- [Stated goal] Extract every line that includes the string "schedule".

- [Records provided]

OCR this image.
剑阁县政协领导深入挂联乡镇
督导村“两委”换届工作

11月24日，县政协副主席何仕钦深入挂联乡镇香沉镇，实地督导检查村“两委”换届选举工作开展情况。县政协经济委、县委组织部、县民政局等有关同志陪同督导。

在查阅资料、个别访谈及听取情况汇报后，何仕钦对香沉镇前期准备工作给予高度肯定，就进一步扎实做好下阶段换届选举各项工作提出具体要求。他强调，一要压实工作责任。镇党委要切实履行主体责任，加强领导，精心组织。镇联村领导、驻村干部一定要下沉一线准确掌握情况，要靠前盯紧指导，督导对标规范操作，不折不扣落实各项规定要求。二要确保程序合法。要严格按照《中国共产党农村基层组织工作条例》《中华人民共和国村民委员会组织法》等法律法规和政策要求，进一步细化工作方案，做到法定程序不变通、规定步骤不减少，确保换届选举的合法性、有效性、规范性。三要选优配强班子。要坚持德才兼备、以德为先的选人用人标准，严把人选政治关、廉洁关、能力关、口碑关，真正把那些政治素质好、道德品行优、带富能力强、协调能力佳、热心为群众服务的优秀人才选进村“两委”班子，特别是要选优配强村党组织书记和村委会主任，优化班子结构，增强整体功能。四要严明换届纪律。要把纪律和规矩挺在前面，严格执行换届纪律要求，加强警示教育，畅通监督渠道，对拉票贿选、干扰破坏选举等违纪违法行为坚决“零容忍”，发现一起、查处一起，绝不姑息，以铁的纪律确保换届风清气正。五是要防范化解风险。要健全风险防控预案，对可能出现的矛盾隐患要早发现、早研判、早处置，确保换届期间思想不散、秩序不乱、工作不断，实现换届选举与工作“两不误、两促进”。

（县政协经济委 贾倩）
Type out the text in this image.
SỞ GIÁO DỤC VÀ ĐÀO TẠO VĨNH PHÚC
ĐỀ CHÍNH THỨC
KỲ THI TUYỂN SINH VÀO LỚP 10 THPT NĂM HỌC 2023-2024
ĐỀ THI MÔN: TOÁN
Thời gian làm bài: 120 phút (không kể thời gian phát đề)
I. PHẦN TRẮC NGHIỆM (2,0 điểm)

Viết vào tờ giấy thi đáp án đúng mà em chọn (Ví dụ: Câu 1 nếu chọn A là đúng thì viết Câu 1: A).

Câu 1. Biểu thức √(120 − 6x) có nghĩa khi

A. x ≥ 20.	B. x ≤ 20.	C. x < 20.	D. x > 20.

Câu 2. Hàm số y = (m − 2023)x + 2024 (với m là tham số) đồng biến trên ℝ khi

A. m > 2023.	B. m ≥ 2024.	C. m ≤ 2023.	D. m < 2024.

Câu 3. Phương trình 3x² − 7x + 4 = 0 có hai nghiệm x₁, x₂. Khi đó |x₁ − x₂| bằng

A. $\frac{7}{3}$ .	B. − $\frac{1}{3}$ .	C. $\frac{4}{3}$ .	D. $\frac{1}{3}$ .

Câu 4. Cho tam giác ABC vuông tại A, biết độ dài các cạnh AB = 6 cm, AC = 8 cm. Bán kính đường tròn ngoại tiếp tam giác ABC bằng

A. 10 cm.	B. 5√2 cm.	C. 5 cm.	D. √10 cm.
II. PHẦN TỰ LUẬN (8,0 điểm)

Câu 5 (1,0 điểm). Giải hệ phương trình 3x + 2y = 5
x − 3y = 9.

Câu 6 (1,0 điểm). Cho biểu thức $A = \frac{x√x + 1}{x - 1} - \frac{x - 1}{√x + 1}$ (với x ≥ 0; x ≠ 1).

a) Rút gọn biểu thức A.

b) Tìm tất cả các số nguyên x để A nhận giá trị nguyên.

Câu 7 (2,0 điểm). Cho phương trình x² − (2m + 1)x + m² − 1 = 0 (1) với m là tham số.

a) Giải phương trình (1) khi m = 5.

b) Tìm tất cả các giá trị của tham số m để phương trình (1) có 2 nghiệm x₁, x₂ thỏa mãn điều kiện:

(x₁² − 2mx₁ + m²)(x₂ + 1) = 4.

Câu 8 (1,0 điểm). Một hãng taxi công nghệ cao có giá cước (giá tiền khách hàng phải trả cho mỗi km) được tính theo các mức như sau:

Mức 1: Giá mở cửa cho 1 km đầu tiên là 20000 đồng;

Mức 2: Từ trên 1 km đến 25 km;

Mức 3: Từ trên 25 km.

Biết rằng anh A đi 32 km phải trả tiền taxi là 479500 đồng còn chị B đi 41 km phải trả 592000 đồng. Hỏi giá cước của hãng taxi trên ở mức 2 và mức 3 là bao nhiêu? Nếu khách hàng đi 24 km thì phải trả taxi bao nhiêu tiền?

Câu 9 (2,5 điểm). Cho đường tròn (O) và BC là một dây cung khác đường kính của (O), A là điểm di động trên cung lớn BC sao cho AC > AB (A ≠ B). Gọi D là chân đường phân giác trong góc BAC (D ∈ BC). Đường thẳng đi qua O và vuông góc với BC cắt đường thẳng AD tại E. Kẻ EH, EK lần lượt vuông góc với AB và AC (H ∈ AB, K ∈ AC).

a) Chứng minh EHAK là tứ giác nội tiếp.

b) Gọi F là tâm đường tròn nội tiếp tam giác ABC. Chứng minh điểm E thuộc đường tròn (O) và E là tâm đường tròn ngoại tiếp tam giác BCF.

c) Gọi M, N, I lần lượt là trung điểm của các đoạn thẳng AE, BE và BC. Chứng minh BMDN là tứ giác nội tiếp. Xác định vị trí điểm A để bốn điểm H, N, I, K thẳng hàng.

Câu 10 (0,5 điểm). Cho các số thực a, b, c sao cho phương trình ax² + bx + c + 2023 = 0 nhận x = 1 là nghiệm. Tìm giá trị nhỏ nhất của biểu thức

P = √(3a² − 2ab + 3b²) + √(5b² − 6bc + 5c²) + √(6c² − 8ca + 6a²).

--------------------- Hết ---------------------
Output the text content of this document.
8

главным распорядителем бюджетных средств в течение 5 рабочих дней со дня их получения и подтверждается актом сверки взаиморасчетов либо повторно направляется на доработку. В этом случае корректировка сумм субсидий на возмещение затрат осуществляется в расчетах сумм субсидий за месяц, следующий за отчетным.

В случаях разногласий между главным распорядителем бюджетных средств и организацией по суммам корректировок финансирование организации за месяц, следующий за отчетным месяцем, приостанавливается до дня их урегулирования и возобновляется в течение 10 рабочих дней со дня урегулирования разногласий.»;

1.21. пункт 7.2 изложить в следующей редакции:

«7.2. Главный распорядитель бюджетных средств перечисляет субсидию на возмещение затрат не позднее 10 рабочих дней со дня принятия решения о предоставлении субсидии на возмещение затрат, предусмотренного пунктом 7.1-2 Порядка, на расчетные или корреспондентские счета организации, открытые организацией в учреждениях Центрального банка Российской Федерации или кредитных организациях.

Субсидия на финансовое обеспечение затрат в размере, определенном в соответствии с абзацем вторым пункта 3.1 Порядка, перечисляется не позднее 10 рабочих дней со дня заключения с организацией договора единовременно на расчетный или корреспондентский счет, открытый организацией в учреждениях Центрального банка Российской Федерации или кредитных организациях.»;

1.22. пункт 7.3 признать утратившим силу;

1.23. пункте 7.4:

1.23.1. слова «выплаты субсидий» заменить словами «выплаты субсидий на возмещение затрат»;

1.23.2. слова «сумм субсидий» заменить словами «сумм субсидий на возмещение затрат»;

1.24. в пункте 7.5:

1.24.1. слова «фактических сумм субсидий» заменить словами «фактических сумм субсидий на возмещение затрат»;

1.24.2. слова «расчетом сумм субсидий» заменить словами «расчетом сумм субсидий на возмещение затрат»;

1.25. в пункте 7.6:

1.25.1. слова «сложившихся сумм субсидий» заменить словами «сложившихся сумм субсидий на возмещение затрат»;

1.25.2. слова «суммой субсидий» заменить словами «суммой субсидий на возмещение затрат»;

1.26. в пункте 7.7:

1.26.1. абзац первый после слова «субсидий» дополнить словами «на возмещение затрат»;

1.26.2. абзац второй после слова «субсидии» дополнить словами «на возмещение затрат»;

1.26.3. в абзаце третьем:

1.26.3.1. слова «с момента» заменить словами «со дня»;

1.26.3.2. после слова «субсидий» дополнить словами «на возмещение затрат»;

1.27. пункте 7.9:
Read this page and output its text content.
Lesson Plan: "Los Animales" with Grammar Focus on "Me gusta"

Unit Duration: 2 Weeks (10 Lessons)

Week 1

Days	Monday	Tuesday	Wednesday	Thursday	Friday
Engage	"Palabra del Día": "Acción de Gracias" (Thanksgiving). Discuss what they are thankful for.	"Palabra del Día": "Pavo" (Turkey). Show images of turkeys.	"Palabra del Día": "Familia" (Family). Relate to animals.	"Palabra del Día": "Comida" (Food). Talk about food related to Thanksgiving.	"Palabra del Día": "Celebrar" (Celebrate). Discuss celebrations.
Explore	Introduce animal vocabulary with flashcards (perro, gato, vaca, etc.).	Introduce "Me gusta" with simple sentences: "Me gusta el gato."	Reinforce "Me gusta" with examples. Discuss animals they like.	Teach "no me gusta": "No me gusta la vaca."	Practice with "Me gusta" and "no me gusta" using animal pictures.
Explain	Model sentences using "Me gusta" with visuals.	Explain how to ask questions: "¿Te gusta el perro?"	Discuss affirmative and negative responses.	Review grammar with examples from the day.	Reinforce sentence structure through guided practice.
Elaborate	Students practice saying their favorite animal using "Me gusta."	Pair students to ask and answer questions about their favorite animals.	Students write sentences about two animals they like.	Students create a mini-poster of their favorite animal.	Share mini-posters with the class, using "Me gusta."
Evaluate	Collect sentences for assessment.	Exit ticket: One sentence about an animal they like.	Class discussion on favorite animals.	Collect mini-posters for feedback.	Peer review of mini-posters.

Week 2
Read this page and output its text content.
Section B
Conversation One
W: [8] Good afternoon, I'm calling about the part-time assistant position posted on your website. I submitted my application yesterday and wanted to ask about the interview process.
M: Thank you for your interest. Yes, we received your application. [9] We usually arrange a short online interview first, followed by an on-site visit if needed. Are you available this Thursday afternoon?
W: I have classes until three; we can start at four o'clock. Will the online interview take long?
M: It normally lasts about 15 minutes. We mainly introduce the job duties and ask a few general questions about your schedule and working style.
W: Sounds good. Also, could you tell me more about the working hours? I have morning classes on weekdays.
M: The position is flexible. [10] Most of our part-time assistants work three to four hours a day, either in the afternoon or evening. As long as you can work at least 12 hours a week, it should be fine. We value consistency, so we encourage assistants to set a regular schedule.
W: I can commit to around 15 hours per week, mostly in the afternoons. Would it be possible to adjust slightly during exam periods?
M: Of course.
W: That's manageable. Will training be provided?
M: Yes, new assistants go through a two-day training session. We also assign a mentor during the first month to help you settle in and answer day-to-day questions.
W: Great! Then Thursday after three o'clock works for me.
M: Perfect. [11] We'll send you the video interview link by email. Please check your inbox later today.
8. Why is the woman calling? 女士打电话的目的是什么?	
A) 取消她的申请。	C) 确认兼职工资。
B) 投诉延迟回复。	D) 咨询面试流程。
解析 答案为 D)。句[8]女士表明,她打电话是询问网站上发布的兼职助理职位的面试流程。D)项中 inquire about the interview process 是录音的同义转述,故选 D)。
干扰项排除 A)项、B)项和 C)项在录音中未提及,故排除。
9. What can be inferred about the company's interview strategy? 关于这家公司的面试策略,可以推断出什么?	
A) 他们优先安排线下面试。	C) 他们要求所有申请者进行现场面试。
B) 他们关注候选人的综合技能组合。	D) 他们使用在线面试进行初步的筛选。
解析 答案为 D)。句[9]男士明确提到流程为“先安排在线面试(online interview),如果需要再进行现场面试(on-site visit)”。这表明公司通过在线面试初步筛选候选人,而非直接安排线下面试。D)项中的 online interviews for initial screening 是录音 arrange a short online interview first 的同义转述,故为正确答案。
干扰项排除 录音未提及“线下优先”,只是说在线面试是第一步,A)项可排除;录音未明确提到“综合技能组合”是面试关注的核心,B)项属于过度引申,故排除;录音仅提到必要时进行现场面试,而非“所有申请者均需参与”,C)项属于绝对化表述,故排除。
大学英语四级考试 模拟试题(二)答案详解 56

- [The response]
M: It normally lasts about 15 minutes. We mainly introduce the job duties and ask a few general questions about your schedule and working style.
M: The position is flexible. [10] Most of our part-time assistants work three to four hours a day, either in the afternoon or evening. As long as you can work at least 12 hours a week, it should be fine. We value consistency, so we encourage assistants to set a regular schedule.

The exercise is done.